BEGIN Entries provided

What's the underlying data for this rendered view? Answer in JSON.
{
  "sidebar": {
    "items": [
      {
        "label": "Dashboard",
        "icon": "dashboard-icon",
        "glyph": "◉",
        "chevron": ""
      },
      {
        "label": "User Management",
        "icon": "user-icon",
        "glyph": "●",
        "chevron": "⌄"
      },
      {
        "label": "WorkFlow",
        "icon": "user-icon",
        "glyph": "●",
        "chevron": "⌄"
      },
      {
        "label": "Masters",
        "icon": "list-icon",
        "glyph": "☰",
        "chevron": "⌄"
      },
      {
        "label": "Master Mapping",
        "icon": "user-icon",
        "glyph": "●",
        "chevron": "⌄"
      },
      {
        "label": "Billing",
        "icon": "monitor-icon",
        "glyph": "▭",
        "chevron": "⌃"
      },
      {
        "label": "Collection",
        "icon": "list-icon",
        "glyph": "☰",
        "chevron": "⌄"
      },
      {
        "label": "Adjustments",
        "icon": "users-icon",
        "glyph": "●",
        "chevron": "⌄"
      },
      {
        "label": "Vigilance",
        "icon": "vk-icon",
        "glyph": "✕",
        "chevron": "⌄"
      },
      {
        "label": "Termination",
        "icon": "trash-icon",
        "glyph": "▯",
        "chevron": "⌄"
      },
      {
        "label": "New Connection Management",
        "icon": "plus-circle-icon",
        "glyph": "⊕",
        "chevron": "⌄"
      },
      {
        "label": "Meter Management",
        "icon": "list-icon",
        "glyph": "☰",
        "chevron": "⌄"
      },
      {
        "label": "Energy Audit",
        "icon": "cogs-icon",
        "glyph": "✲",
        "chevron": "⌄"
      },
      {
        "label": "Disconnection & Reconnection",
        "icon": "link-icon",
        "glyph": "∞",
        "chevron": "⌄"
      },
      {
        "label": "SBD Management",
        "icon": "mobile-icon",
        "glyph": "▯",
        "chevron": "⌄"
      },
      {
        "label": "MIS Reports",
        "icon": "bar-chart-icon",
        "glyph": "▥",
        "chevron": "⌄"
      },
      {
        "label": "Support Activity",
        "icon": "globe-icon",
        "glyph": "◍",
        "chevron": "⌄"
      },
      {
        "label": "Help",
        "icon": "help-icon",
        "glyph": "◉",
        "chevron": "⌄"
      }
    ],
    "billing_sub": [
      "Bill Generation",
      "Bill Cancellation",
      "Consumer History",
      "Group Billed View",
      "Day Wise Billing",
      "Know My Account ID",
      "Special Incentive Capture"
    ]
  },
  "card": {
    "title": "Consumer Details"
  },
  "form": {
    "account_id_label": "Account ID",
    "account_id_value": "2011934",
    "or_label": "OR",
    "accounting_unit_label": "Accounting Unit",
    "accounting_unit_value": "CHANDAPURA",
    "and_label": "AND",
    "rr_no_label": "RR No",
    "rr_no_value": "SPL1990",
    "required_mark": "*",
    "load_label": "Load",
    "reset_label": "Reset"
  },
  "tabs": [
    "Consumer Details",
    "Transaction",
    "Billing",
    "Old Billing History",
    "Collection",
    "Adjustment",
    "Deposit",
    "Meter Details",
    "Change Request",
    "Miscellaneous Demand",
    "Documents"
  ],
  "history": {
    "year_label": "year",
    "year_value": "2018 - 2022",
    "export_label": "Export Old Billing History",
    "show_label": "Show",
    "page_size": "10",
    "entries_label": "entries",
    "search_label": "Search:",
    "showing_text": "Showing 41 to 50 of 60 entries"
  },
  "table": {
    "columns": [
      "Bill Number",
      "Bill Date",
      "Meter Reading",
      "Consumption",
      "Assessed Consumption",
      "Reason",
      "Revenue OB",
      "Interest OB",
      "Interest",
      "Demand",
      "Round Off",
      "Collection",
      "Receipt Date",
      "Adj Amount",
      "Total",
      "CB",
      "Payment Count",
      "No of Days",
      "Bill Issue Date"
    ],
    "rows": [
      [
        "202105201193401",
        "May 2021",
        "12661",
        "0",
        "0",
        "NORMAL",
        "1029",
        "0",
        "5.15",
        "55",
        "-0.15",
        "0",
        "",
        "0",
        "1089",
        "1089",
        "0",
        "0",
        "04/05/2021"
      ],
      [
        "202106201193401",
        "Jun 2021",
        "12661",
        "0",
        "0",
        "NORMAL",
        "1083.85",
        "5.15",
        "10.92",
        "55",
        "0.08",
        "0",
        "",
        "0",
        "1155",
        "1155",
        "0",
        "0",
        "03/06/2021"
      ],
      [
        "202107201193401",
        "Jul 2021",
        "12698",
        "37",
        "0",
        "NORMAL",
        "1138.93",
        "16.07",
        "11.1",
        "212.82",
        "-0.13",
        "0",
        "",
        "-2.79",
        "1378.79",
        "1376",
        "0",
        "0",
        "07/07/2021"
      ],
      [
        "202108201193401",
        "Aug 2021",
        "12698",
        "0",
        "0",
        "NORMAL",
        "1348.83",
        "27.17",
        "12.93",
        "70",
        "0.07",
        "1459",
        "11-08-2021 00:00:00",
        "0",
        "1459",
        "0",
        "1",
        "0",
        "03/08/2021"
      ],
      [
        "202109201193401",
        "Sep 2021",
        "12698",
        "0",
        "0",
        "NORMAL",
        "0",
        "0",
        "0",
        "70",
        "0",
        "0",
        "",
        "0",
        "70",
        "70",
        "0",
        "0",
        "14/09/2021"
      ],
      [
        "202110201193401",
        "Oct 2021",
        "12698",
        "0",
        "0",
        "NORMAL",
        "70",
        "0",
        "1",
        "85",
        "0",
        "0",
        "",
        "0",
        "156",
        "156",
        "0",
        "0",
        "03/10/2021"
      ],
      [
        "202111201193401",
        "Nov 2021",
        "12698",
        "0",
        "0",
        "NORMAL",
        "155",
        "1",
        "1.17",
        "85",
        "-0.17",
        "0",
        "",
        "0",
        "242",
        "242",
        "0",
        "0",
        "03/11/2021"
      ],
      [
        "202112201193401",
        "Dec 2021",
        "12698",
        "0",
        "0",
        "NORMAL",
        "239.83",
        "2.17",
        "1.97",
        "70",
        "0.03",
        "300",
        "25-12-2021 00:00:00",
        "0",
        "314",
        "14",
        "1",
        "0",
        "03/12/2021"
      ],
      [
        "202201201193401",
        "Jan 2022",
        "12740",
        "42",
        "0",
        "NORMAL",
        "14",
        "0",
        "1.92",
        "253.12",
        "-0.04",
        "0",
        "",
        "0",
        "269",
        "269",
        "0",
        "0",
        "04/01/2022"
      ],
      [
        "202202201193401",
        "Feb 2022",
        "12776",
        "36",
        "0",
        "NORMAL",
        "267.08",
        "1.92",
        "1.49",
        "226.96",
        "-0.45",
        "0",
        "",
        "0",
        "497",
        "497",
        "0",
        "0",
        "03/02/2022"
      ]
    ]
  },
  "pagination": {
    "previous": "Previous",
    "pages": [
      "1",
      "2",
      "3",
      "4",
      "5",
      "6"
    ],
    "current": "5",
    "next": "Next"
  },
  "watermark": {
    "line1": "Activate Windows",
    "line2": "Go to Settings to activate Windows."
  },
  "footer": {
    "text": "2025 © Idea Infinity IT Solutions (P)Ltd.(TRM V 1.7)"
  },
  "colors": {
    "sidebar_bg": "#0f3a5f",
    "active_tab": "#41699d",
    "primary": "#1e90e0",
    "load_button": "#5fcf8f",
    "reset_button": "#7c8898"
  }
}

END Entries provided

■ Problem requirements: Retype the data in full and match it exactly.

■ Result of this exercise:
What's the underlying data for this rendered view? Answer in JSON.
{
  "sidebar": {
    "items": [
      {
        "label": "Dashboard",
        "icon": "dashboard-icon",
        "glyph": "◉",
        "chevron": ""
      },
      {
        "label": "User Management",
        "icon": "user-icon",
        "glyph": "●",
        "chevron": "⌄"
      },
      {
        "label": "WorkFlow",
        "icon": "user-icon",
        "glyph": "●",
        "chevron": "⌄"
      },
      {
        "label": "Masters",
        "icon": "list-icon",
        "glyph": "☰",
        "chevron": "⌄"
      },
      {
        "label": "Master Mapping",
        "icon": "user-icon",
        "glyph": "●",
        "chevron": "⌄"
      },
      {
        "label": "Billing",
        "icon": "monitor-icon",
        "glyph": "▭",
        "chevron": "⌃"
      },
      {
        "label": "Collection",
        "icon": "list-icon",
        "glyph": "☰",
        "chevron": "⌄"
      },
      {
        "label": "Adjustments",
        "icon": "users-icon",
        "glyph": "●",
        "chevron": "⌄"
      },
      {
        "label": "Vigilance",
        "icon": "vk-icon",
        "glyph": "✕",
        "chevron": "⌄"
      },
      {
        "label": "Termination",
        "icon": "trash-icon",
        "glyph": "▯",
        "chevron": "⌄"
      },
      {
        "label": "New Connection Management",
        "icon": "plus-circle-icon",
        "glyph": "⊕",
        "chevron": "⌄"
      },
      {
        "label": "Meter Management",
        "icon": "list-icon",
        "glyph": "☰",
        "chevron": "⌄"
      },
      {
        "label": "Energy Audit",
        "icon": "cogs-icon",
        "glyph": "✲",
        "chevron": "⌄"
      },
      {
        "label": "Disconnection & Reconnection",
        "icon": "link-icon",
        "glyph": "∞",
        "chevron": "⌄"
      },
      {
        "label": "SBD Management",
        "icon": "mobile-icon",
        "glyph": "▯",
        "chevron": "⌄"
      },
      {
        "label": "MIS Reports",
        "icon": "bar-chart-icon",
        "glyph": "▥",
        "chevron": "⌄"
      },
      {
        "label": "Support Activity",
        "icon": "globe-icon",
        "glyph": "◍",
        "chevron": "⌄"
      },
      {
        "label": "Help",
        "icon": "help-icon",
        "glyph": "◉",
        "chevron": "⌄"
      }
    ],
    "billing_sub": [
      "Bill Generation",
      "Bill Cancellation",
      "Consumer History",
      "Group Billed View",
      "Day Wise Billing",
      "Know My Account ID",
      "Special Incentive Capture"
    ]
  },
  "card": {
    "title": "Consumer Details"
  },
  "form": {
    "account_id_label": "Account ID",
    "account_id_value": "2011934",
    "or_label": "OR",
    "accounting_unit_label": "Accounting Unit",
    "accounting_unit_value": "CHANDAPURA",
    "and_label": "AND",
    "rr_no_label": "RR No",
    "rr_no_value": "SPL1990",
    "required_mark": "*",
    "load_label": "Load",
    "reset_label": "Reset"
  },
  "tabs": [
    "Consumer Details",
    "Transaction",
    "Billing",
    "Old Billing History",
    "Collection",
    "Adjustment",
    "Deposit",
    "Meter Details",
    "Change Request",
    "Miscellaneous Demand",
    "Documents"
  ],
  "history": {
    "year_label": "year",
    "year_value": "2018 - 2022",
    "export_label": "Export Old Billing History",
    "show_label": "Show",
    "page_size": "10",
    "entries_label": "entries",
    "search_label": "Search:",
    "showing_text": "Showing 41 to 50 of 60 entries"
  },
  "table": {
    "columns": [
      "Bill Number",
      "Bill Date",
      "Meter Reading",
      "Consumption",
      "Assessed Consumption",
      "Reason",
      "Revenue OB",
      "Interest OB",
      "Interest",
      "Demand",
      "Round Off",
      "Collection",
      "Receipt Date",
      "Adj Amount",
      "Total",
      "CB",
      "Payment Count",
      "No of Days",
      "Bill Issue Date"
    ],
    "rows": [
      [
        "202105201193401",
        "May 2021",
        "12661",
        "0",
        "0",
        "NORMAL",
        "1029",
        "0",
        "5.15",
        "55",
        "-0.15",
        "0",
        "",
        "0",
        "1089",
        "1089",
        "0",
        "0",
        "04/05/2021"
      ],
      [
        "202106201193401",
        "Jun 2021",
        "12661",
        "0",
        "0",
        "NORMAL",
        "1083.85",
        "5.15",
        "10.92",
        "55",
        "0.08",
        "0",
        "",
        "0",
        "1155",
        "1155",
        "0",
        "0",
        "03/06/2021"
      ],
      [
        "202107201193401",
        "Jul 2021",
        "12698",
        "37",
        "0",
        "NORMAL",
        "1138.93",
        "16.07",
        "11.1",
        "212.82",
        "-0.13",
        "0",
        "",
        "-2.79",
        "1378.79",
        "1376",
        "0",
        "0",
        "07/07/2021"
      ],
      [
        "202108201193401",
        "Aug 2021",
        "12698",
        "0",
        "0",
        "NORMAL",
        "1348.83",
        "27.17",
        "12.93",
        "70",
        "0.07",
        "1459",
        "11-08-2021 00:00:00",
        "0",
        "1459",
        "0",
        "1",
        "0",
        "03/08/2021"
      ],
      [
        "202109201193401",
        "Sep 2021",
        "12698",
        "0",
        "0",
        "NORMAL",
        "0",
        "0",
        "0",
        "70",
        "0",
        "0",
        "",
        "0",
        "70",
        "70",
        "0",
        "0",
        "14/09/2021"
      ],
      [
        "202110201193401",
        "Oct 2021",
        "12698",
        "0",
        "0",
        "NORMAL",
        "70",
        "0",
        "1",
        "85",
        "0",
        "0",
        "",
        "0",
        "156",
        "156",
        "0",
        "0",
        "03/10/2021"
      ],
      [
        "202111201193401",
        "Nov 2021",
        "12698",
        "0",
        "0",
        "NORMAL",
        "155",
        "1",
        "1.17",
        "85",
        "-0.17",
        "0",
        "",
        "0",
        "242",
        "242",
        "0",
        "0",
        "03/11/2021"
      ],
      [
        "202112201193401",
        "Dec 2021",
        "12698",
        "0",
        "0",
        "NORMAL",
        "239.83",
        "2.17",
        "1.97",
        "70",
        "0.03",
        "300",
        "25-12-2021 00:00:00",
        "0",
        "314",
        "14",
        "1",
        "0",
        "03/12/2021"
      ],
      [
        "202201201193401",
        "Jan 2022",
        "12740",
        "42",
        "0",
        "NORMAL",
        "14",
        "0",
        "1.92",
        "253.12",
        "-0.04",
        "0",
        "",
        "0",
        "269",
        "269",
        "0",
        "0",
        "04/01/2022"
      ],
      [
        "202202201193401",
        "Feb 2022",
        "12776",
        "36",
        "0",
        "NORMAL",
        "267.08",
        "1.92",
        "1.49",
        "226.96",
        "-0.45",
        "0",
        "",
        "0",
        "497",
        "497",
        "0",
        "0",
        "03/02/2022"
      ]
    ]
  },
  "pagination": {
    "previous": "Previous",
    "pages": [
      "1",
      "2",
      "3",
      "4",
      "5",
      "6"
    ],
    "current": "5",
    "next": "Next"
  },
  "watermark": {
    "line1": "Activate Windows",
    "line2": "Go to Settings to activate Windows."
  },
  "footer": {
    "text": "2025 © Idea Infinity IT Solutions (P)Ltd.(TRM V 1.7)"
  },
  "colors": {
    "sidebar_bg": "#0f3a5f",
    "active_tab": "#41699d",
    "primary": "#1e90e0",
    "load_button": "#5fcf8f",
    "reset_button": "#7c8898"
  }
}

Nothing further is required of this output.